ENTRIES.
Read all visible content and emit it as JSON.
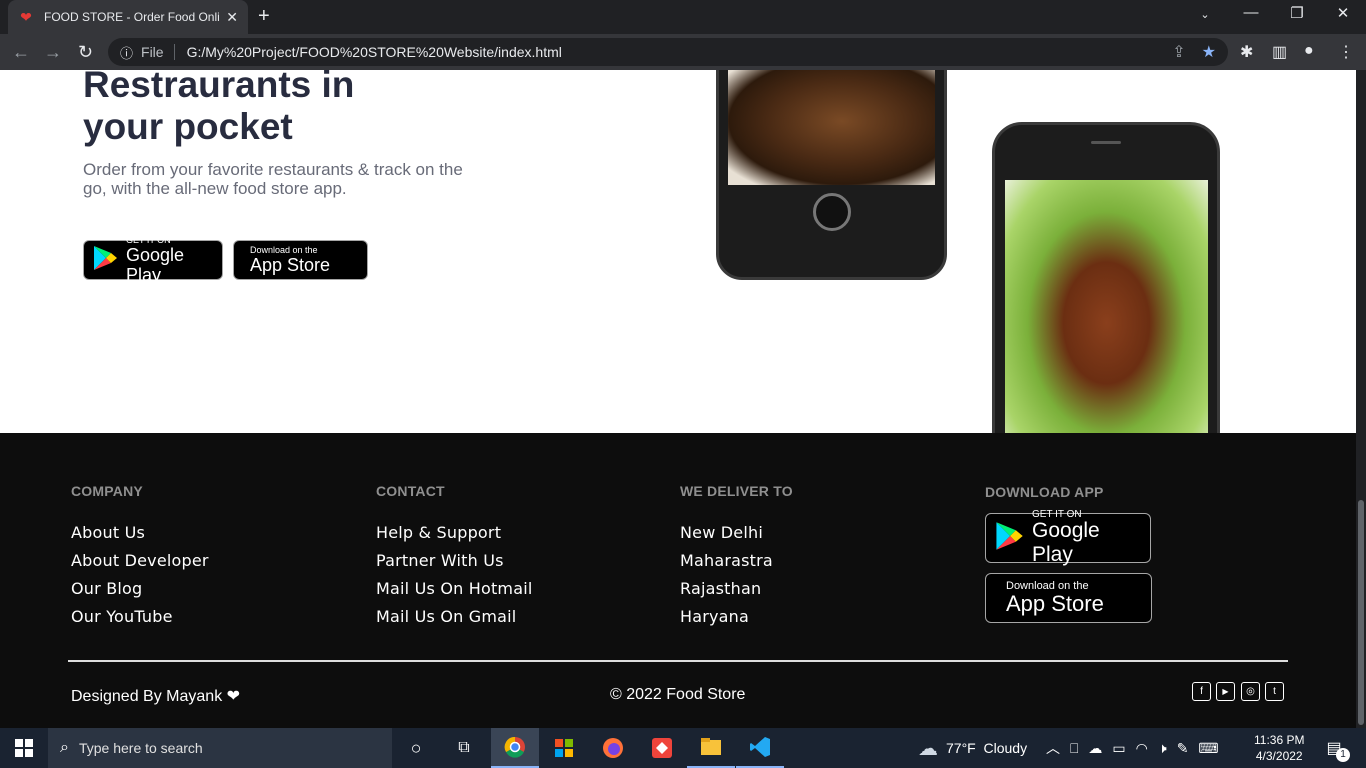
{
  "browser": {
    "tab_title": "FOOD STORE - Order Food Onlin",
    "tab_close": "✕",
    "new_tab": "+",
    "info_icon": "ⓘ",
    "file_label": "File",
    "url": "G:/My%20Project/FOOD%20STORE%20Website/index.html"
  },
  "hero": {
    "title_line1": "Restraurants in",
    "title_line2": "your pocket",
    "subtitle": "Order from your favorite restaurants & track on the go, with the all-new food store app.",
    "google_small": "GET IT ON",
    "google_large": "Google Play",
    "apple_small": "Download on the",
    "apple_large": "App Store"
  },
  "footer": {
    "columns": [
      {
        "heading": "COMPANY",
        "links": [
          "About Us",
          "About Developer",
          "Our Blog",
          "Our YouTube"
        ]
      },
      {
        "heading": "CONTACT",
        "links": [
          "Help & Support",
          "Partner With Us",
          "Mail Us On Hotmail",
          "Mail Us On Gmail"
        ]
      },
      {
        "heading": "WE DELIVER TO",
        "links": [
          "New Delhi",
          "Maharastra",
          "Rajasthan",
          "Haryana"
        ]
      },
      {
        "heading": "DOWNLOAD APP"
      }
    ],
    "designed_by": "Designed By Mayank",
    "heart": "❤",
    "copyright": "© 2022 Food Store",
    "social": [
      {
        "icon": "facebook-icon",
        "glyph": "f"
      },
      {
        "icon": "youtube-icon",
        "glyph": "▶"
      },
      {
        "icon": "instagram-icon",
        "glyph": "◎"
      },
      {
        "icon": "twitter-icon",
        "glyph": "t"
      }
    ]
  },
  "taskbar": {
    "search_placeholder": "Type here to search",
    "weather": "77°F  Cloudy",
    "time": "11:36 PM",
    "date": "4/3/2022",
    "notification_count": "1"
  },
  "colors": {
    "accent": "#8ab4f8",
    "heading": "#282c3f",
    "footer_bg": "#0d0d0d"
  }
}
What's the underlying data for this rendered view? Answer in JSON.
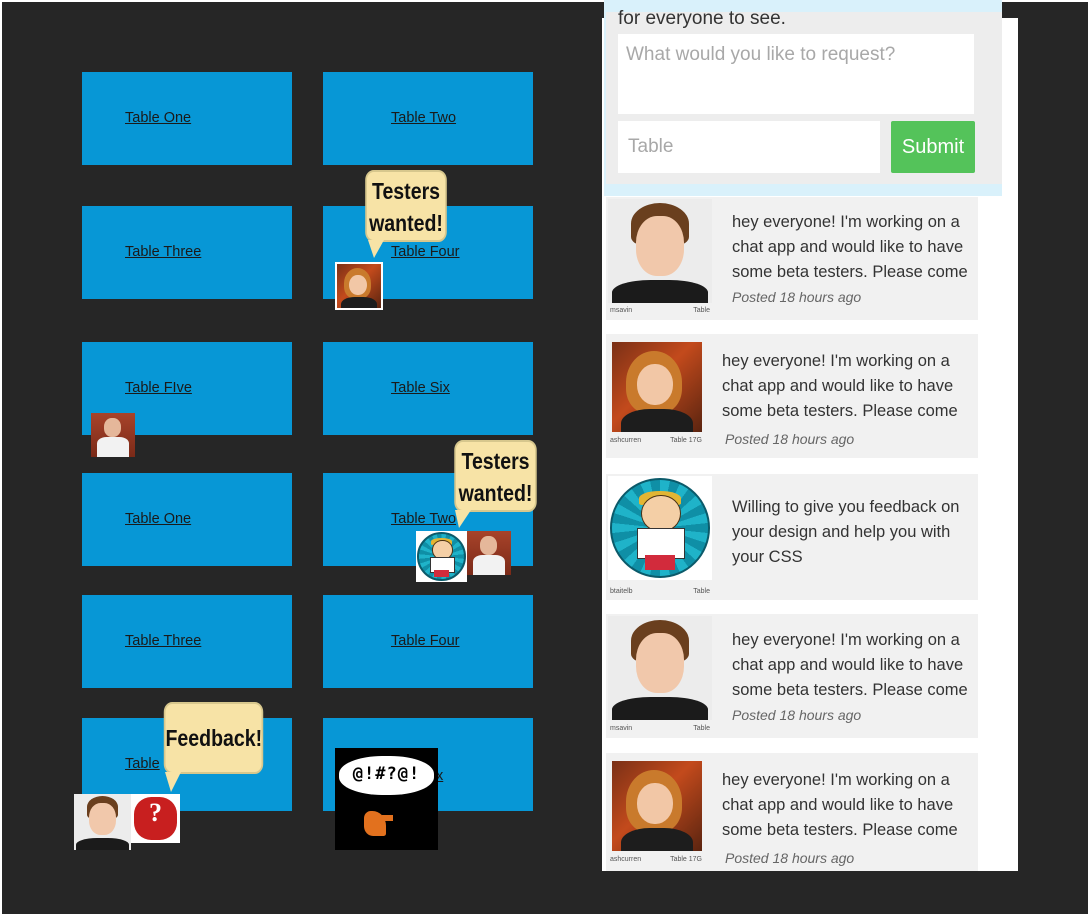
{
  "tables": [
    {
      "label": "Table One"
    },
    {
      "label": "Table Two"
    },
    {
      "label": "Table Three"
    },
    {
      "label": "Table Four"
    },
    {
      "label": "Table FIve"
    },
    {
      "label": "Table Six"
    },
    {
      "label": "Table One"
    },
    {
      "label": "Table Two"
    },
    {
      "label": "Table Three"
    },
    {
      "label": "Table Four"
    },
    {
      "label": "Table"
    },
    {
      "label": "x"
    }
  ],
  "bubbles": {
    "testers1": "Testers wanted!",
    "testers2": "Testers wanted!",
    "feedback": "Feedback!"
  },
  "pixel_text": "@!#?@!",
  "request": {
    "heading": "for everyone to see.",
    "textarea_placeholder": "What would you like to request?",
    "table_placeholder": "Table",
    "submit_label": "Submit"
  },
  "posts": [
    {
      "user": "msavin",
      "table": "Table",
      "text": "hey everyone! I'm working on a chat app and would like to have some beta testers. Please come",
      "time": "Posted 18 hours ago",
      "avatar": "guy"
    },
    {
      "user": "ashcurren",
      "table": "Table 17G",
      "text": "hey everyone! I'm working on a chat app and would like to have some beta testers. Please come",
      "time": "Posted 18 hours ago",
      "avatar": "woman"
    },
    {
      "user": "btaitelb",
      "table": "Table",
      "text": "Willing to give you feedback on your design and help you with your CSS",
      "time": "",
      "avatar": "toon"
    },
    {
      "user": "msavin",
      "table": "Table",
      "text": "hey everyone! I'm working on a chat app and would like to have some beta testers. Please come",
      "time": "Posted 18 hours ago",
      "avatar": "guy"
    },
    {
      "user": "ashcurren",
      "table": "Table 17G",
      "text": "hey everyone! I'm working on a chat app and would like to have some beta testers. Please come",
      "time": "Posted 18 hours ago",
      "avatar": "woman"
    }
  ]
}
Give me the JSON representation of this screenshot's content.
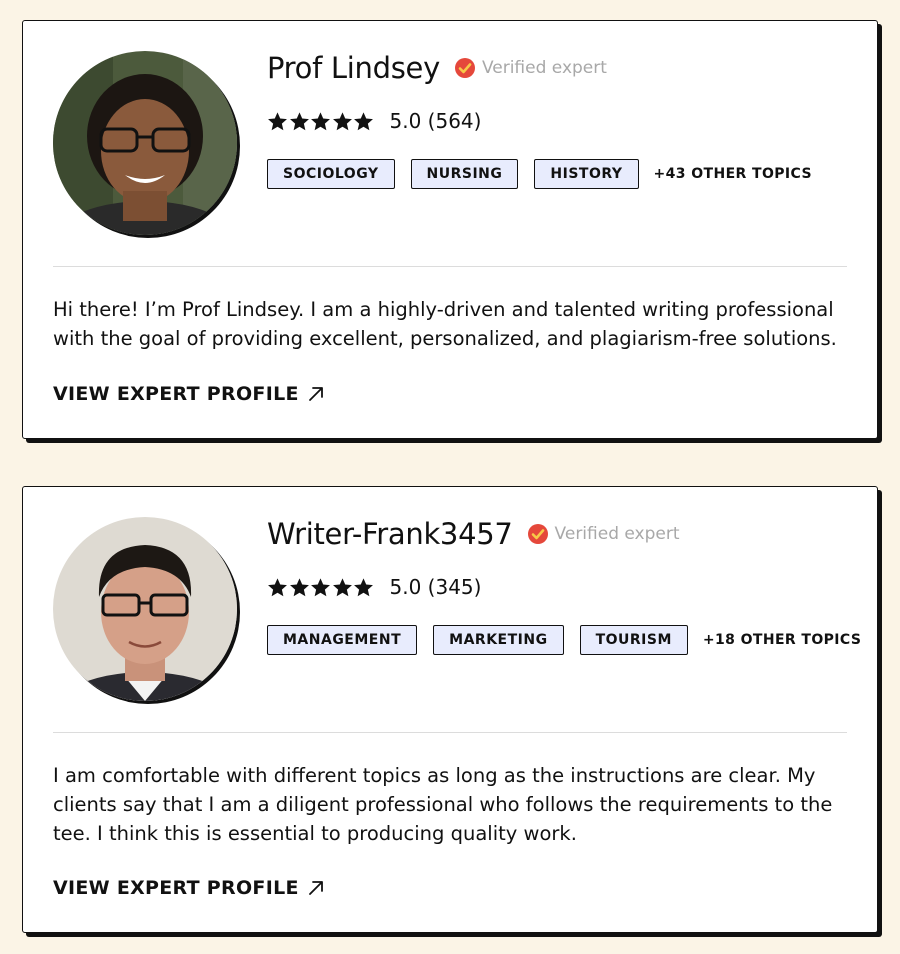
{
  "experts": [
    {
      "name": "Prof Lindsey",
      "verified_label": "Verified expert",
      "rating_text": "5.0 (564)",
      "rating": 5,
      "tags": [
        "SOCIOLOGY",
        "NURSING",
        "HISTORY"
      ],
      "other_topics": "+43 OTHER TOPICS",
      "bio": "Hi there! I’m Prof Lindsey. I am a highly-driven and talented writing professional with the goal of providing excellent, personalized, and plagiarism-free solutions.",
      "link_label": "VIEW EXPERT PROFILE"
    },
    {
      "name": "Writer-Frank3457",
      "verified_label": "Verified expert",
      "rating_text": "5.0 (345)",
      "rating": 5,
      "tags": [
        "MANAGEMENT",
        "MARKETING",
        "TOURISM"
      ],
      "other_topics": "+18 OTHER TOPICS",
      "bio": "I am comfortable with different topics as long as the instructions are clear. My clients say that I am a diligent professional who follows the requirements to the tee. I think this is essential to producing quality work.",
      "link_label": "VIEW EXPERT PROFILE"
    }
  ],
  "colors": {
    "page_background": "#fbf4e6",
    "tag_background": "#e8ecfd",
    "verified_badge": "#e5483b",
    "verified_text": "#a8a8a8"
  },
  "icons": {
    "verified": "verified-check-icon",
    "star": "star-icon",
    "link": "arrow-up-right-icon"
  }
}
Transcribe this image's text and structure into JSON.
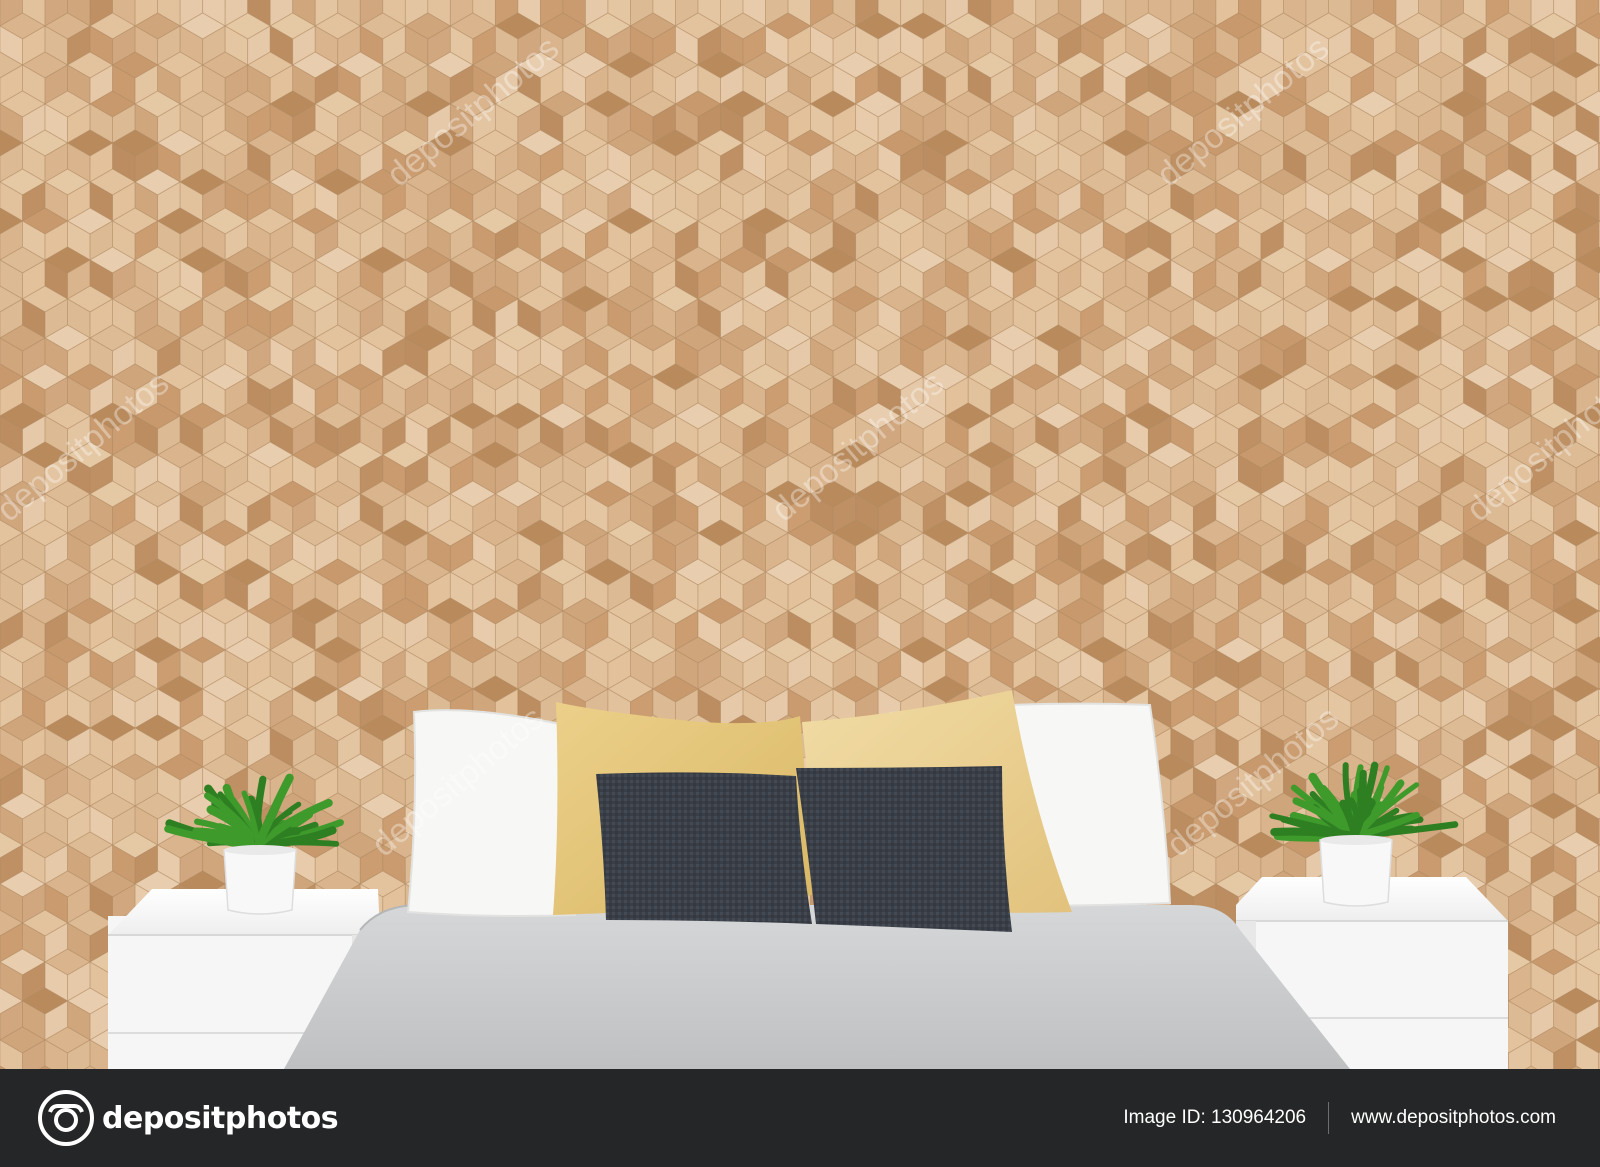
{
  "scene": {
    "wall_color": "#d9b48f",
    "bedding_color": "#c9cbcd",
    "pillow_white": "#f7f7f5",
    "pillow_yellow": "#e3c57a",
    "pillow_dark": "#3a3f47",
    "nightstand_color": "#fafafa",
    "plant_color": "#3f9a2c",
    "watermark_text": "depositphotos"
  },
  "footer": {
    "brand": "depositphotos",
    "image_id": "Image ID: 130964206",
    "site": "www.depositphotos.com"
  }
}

AIM.
Omit the pictures, then output the rest of the listing exactly.

TASK SOLUTION.
Read all visible content and emit it as JSON.
{
  "browser": {
    "tab_title": "FOOD STORE - Order Food Onlin",
    "tab_close": "✕",
    "new_tab": "+",
    "info_icon": "ⓘ",
    "file_label": "File",
    "url": "G:/My%20Project/FOOD%20STORE%20Website/index.html"
  },
  "hero": {
    "title_line1": "Restraurants in",
    "title_line2": "your pocket",
    "subtitle": "Order from your favorite restaurants & track on the go, with the all-new food store app.",
    "google_small": "GET IT ON",
    "google_large": "Google Play",
    "apple_small": "Download on the",
    "apple_large": "App Store"
  },
  "footer": {
    "columns": [
      {
        "heading": "COMPANY",
        "links": [
          "About Us",
          "About Developer",
          "Our Blog",
          "Our YouTube"
        ]
      },
      {
        "heading": "CONTACT",
        "links": [
          "Help & Support",
          "Partner With Us",
          "Mail Us On Hotmail",
          "Mail Us On Gmail"
        ]
      },
      {
        "heading": "WE DELIVER TO",
        "links": [
          "New Delhi",
          "Maharastra",
          "Rajasthan",
          "Haryana"
        ]
      },
      {
        "heading": "DOWNLOAD APP"
      }
    ],
    "designed_by": "Designed By Mayank",
    "heart": "❤",
    "copyright": "© 2022 Food Store",
    "social": [
      {
        "icon": "facebook-icon",
        "glyph": "f"
      },
      {
        "icon": "youtube-icon",
        "glyph": "▶"
      },
      {
        "icon": "instagram-icon",
        "glyph": "◎"
      },
      {
        "icon": "twitter-icon",
        "glyph": "t"
      }
    ]
  },
  "taskbar": {
    "search_placeholder": "Type here to search",
    "weather": "77°F  Cloudy",
    "time": "11:36 PM",
    "date": "4/3/2022",
    "notification_count": "1"
  },
  "colors": {
    "accent": "#8ab4f8",
    "heading": "#282c3f",
    "footer_bg": "#0d0d0d"
  }
}
What's the underlying data for this rendered view? Answer in JSON.
{
  "tables": [
    {
      "label": "Table One"
    },
    {
      "label": "Table Two"
    },
    {
      "label": "Table Three"
    },
    {
      "label": "Table Four"
    },
    {
      "label": "Table FIve"
    },
    {
      "label": "Table Six"
    },
    {
      "label": "Table One"
    },
    {
      "label": "Table Two"
    },
    {
      "label": "Table Three"
    },
    {
      "label": "Table Four"
    },
    {
      "label": "Table"
    },
    {
      "label": "x"
    }
  ],
  "bubbles": {
    "testers1": "Testers wanted!",
    "testers2": "Testers wanted!",
    "feedback": "Feedback!"
  },
  "pixel_text": "@!#?@!",
  "request": {
    "heading": "for everyone to see.",
    "textarea_placeholder": "What would you like to request?",
    "table_placeholder": "Table",
    "submit_label": "Submit"
  },
  "posts": [
    {
      "user": "msavin",
      "table": "Table",
      "text": "hey everyone! I'm working on a chat app and would like to have some beta testers. Please come",
      "time": "Posted 18 hours ago",
      "avatar": "guy"
    },
    {
      "user": "ashcurren",
      "table": "Table 17G",
      "text": "hey everyone! I'm working on a chat app and would like to have some beta testers. Please come",
      "time": "Posted 18 hours ago",
      "avatar": "woman"
    },
    {
      "user": "btaitelb",
      "table": "Table",
      "text": "Willing to give you feedback on your design and help you with your CSS",
      "time": "",
      "avatar": "toon"
    },
    {
      "user": "msavin",
      "table": "Table",
      "text": "hey everyone! I'm working on a chat app and would like to have some beta testers. Please come",
      "time": "Posted 18 hours ago",
      "avatar": "guy"
    },
    {
      "user": "ashcurren",
      "table": "Table 17G",
      "text": "hey everyone! I'm working on a chat app and would like to have some beta testers. Please come",
      "time": "Posted 18 hours ago",
      "avatar": "woman"
    }
  ]
}
Give me the JSON representation of this screenshot's content.
{
  "experts": [
    {
      "name": "Prof Lindsey",
      "verified_label": "Verified expert",
      "rating_text": "5.0 (564)",
      "rating": 5,
      "tags": [
        "SOCIOLOGY",
        "NURSING",
        "HISTORY"
      ],
      "other_topics": "+43 OTHER TOPICS",
      "bio": "Hi there! I’m Prof Lindsey. I am a highly-driven and talented writing professional with the goal of providing excellent, personalized, and plagiarism-free solutions.",
      "link_label": "VIEW EXPERT PROFILE"
    },
    {
      "name": "Writer-Frank3457",
      "verified_label": "Verified expert",
      "rating_text": "5.0 (345)",
      "rating": 5,
      "tags": [
        "MANAGEMENT",
        "MARKETING",
        "TOURISM"
      ],
      "other_topics": "+18 OTHER TOPICS",
      "bio": "I am comfortable with different topics as long as the instructions are clear. My clients say that I am a diligent professional who follows the requirements to the tee. I think this is essential to producing quality work.",
      "link_label": "VIEW EXPERT PROFILE"
    }
  ],
  "colors": {
    "page_background": "#fbf4e6",
    "tag_background": "#e8ecfd",
    "verified_badge": "#e5483b",
    "verified_text": "#a8a8a8"
  },
  "icons": {
    "verified": "verified-check-icon",
    "star": "star-icon",
    "link": "arrow-up-right-icon"
  }
}
Transcribe this image's text and structure into JSON.
{
  "scene": {
    "wall_color": "#d9b48f",
    "bedding_color": "#c9cbcd",
    "pillow_white": "#f7f7f5",
    "pillow_yellow": "#e3c57a",
    "pillow_dark": "#3a3f47",
    "nightstand_color": "#fafafa",
    "plant_color": "#3f9a2c",
    "watermark_text": "depositphotos"
  },
  "footer": {
    "brand": "depositphotos",
    "image_id": "Image ID: 130964206",
    "site": "www.depositphotos.com"
  }
}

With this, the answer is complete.